Given data
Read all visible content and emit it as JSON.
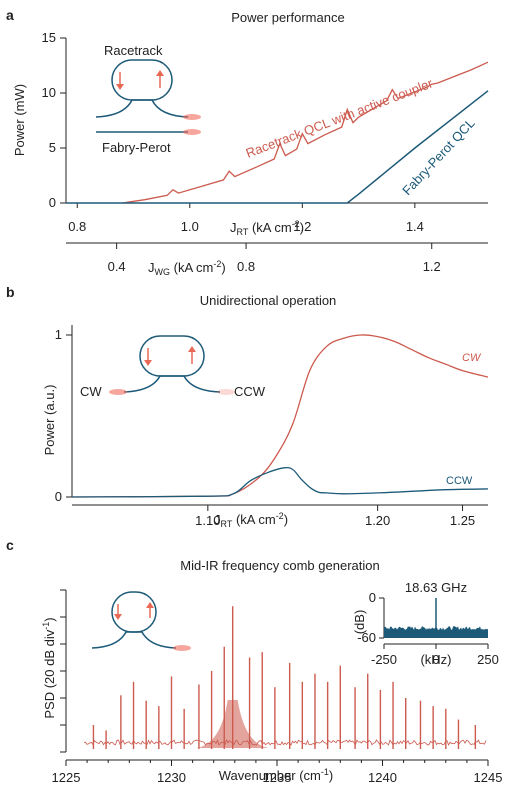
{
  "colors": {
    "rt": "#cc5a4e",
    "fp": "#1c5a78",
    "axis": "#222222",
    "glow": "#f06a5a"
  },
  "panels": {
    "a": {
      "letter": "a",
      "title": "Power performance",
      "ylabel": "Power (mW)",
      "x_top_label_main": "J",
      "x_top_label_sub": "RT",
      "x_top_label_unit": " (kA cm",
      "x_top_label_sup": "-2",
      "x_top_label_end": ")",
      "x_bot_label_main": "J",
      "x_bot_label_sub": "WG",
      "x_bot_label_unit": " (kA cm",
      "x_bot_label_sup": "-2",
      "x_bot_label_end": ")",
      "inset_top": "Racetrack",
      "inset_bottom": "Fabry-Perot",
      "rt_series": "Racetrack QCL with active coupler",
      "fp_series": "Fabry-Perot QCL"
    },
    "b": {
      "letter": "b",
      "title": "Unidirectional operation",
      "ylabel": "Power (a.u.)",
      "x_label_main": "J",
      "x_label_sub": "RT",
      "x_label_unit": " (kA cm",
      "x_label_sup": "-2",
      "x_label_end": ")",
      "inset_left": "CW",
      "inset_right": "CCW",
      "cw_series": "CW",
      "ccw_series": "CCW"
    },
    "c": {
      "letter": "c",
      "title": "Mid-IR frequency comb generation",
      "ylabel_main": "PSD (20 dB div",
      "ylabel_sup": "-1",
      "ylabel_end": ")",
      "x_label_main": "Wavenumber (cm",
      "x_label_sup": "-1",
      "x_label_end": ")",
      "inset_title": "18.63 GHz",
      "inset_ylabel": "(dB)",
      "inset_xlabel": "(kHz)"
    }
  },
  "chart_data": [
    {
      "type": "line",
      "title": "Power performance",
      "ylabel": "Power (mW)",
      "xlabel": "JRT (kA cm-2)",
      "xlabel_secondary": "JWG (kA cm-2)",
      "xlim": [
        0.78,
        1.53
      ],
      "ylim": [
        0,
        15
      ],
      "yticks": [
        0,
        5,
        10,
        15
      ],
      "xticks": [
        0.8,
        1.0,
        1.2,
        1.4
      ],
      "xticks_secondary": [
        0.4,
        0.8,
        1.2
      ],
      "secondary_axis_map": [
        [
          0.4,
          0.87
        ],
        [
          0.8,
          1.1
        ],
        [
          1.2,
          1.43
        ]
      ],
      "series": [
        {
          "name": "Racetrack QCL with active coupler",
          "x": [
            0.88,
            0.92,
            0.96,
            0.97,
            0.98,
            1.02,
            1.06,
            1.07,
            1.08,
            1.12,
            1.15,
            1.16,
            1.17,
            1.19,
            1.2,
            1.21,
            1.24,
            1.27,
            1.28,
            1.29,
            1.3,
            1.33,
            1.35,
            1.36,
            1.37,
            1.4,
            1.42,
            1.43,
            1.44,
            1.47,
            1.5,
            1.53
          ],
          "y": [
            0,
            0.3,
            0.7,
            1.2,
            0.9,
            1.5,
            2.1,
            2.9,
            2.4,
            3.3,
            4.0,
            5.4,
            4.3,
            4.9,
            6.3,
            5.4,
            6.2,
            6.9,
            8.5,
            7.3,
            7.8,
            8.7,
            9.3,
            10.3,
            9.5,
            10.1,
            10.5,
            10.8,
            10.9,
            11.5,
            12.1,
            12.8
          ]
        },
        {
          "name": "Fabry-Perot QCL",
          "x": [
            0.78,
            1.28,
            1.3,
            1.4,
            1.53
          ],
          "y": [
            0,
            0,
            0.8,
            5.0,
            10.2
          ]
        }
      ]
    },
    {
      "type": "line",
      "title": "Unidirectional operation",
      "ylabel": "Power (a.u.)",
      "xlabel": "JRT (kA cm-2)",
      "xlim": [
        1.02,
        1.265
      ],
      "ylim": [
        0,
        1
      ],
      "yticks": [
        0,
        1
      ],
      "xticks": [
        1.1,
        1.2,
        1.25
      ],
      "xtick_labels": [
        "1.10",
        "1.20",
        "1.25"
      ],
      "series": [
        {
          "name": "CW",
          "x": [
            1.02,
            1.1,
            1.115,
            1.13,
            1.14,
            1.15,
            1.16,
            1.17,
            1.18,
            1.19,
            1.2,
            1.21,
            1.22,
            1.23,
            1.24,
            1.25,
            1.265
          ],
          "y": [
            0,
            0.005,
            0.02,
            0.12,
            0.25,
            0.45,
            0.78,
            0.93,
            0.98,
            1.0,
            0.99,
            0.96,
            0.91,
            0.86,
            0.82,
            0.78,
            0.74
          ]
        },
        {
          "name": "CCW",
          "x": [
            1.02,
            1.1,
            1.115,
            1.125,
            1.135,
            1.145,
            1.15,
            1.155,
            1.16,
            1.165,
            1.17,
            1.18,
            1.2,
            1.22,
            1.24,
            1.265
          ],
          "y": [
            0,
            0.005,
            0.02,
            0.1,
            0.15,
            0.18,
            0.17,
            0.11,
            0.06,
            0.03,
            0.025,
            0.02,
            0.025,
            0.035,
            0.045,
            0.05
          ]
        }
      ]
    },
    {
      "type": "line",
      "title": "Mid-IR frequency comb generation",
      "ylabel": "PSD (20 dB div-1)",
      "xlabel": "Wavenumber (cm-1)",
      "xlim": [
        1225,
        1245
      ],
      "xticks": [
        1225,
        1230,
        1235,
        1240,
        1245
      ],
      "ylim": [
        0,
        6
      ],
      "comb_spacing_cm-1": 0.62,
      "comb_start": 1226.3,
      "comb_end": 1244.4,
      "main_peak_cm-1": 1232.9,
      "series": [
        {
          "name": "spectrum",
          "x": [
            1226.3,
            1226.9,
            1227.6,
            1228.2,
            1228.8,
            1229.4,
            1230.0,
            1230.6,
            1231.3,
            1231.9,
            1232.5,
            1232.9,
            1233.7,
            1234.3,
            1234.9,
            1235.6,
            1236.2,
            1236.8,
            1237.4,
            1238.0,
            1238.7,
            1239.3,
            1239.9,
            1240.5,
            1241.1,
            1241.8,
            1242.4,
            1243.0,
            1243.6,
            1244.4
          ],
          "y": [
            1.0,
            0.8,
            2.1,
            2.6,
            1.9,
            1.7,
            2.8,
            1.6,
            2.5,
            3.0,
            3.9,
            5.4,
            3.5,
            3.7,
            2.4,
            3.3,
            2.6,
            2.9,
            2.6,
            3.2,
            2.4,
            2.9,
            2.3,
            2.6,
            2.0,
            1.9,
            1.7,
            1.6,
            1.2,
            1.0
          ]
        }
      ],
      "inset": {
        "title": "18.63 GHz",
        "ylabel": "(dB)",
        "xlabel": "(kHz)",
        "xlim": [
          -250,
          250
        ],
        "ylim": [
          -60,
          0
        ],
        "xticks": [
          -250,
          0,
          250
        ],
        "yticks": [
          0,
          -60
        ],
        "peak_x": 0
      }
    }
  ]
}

---

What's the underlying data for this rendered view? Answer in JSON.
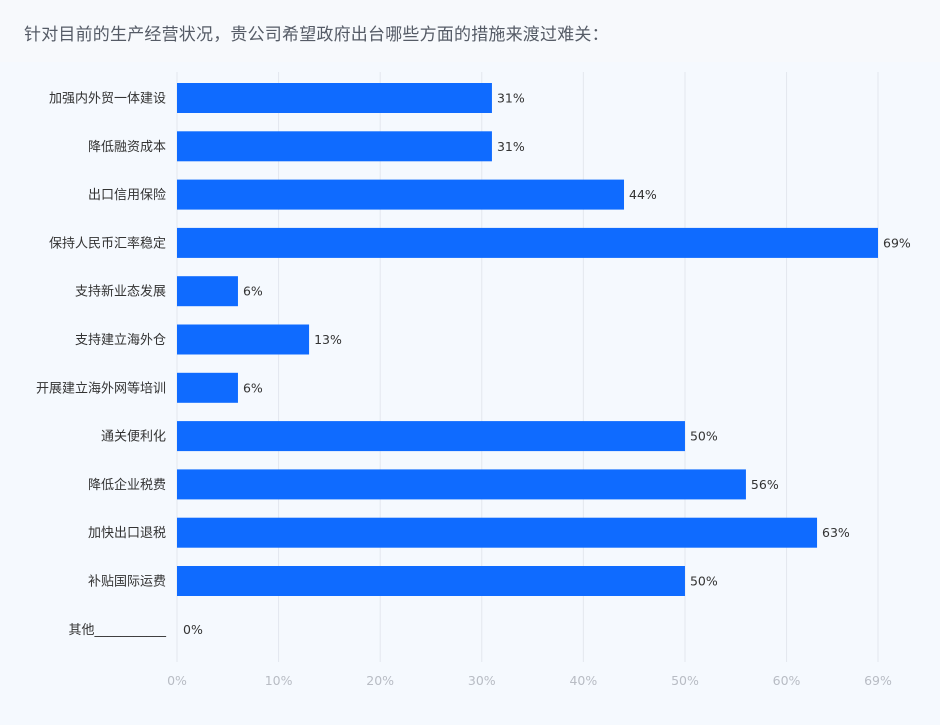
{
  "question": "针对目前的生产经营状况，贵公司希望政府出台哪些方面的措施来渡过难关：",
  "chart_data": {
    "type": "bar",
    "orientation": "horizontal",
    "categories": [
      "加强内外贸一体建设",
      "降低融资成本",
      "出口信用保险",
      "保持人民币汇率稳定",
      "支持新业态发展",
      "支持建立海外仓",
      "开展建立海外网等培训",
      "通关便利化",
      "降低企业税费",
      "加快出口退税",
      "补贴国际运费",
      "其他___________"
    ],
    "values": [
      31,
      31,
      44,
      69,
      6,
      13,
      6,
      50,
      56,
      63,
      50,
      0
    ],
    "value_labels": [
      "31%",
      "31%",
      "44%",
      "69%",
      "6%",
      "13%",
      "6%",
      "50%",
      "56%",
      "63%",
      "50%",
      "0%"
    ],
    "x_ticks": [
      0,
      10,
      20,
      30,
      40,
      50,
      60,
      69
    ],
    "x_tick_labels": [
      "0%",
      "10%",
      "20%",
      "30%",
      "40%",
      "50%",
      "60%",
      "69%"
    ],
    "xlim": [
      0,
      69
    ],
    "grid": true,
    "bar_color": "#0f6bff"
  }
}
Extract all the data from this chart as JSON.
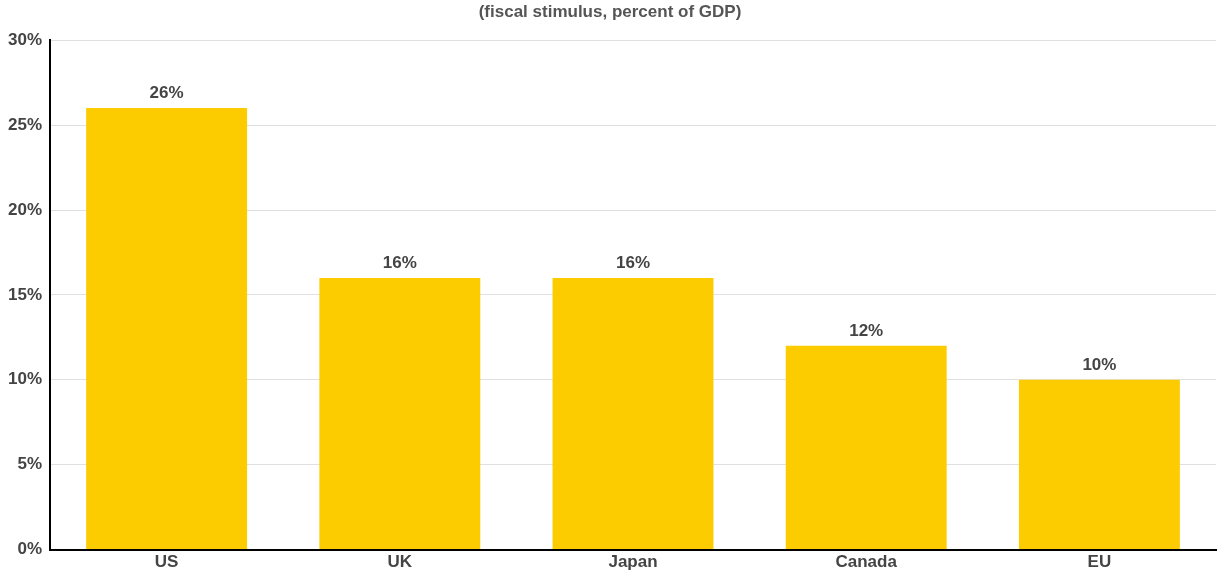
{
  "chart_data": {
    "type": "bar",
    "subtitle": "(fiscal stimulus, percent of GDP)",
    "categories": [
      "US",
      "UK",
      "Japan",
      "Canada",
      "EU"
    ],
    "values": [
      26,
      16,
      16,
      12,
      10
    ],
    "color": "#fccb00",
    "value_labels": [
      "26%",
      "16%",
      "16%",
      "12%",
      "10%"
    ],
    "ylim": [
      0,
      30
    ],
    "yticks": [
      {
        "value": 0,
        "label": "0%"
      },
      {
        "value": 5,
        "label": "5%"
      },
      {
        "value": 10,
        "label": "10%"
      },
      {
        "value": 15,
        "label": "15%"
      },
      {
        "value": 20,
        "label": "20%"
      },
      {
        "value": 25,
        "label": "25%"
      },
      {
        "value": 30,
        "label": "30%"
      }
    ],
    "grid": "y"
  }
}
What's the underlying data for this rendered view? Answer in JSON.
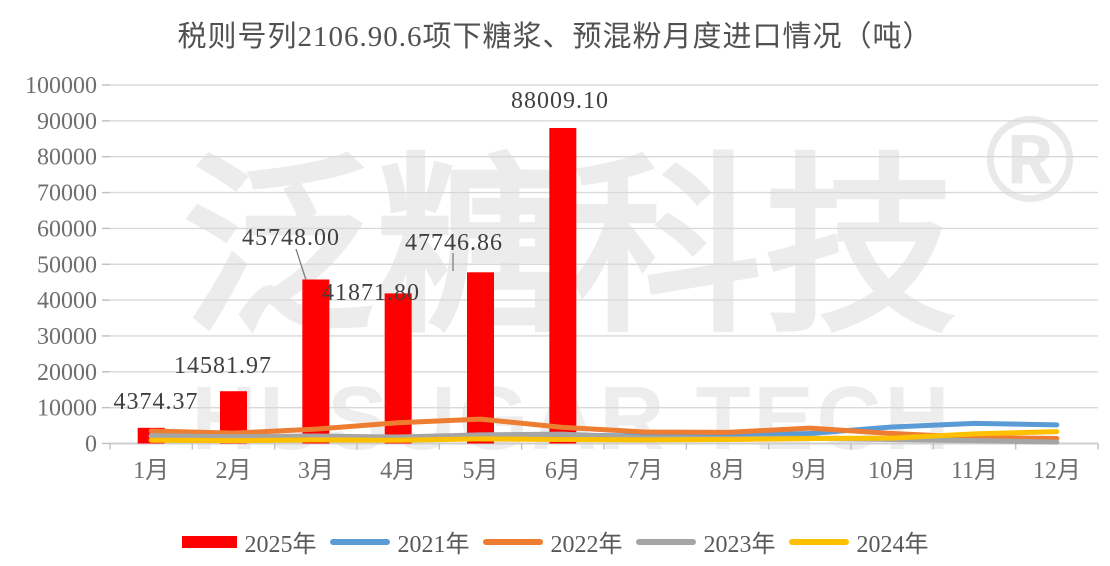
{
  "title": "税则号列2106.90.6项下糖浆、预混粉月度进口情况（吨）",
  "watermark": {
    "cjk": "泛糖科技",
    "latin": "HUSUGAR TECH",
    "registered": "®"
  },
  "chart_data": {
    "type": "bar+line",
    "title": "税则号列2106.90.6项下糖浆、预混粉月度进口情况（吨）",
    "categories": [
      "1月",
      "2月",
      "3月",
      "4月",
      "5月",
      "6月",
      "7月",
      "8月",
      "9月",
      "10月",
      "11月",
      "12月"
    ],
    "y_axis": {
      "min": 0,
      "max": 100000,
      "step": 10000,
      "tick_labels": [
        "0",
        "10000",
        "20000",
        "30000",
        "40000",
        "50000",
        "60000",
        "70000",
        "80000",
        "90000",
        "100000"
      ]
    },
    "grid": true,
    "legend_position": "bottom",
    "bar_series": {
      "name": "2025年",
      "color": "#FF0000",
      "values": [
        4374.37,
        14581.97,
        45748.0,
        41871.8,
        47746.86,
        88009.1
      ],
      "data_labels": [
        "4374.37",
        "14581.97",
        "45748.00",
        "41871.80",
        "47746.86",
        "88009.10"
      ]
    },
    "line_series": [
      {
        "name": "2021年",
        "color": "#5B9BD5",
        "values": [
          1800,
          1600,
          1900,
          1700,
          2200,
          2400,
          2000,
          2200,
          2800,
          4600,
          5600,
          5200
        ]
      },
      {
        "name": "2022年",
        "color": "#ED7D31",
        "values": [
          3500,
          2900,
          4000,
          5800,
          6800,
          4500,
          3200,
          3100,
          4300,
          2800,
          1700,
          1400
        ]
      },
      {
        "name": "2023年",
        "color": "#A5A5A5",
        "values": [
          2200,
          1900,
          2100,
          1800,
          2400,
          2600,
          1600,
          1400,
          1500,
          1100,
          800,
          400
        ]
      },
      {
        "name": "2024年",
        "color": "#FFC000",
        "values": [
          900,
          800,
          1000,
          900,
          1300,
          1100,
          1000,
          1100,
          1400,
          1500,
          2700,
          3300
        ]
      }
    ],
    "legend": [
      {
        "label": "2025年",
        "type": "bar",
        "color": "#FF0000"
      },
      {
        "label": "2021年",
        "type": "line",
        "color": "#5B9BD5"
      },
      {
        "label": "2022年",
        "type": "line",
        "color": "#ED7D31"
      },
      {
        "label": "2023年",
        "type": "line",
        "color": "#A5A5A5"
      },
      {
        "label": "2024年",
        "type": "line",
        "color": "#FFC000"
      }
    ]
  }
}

Direction
Tally the lines above that contain the word "Fabry", and reply with only the number.

Exercise response
3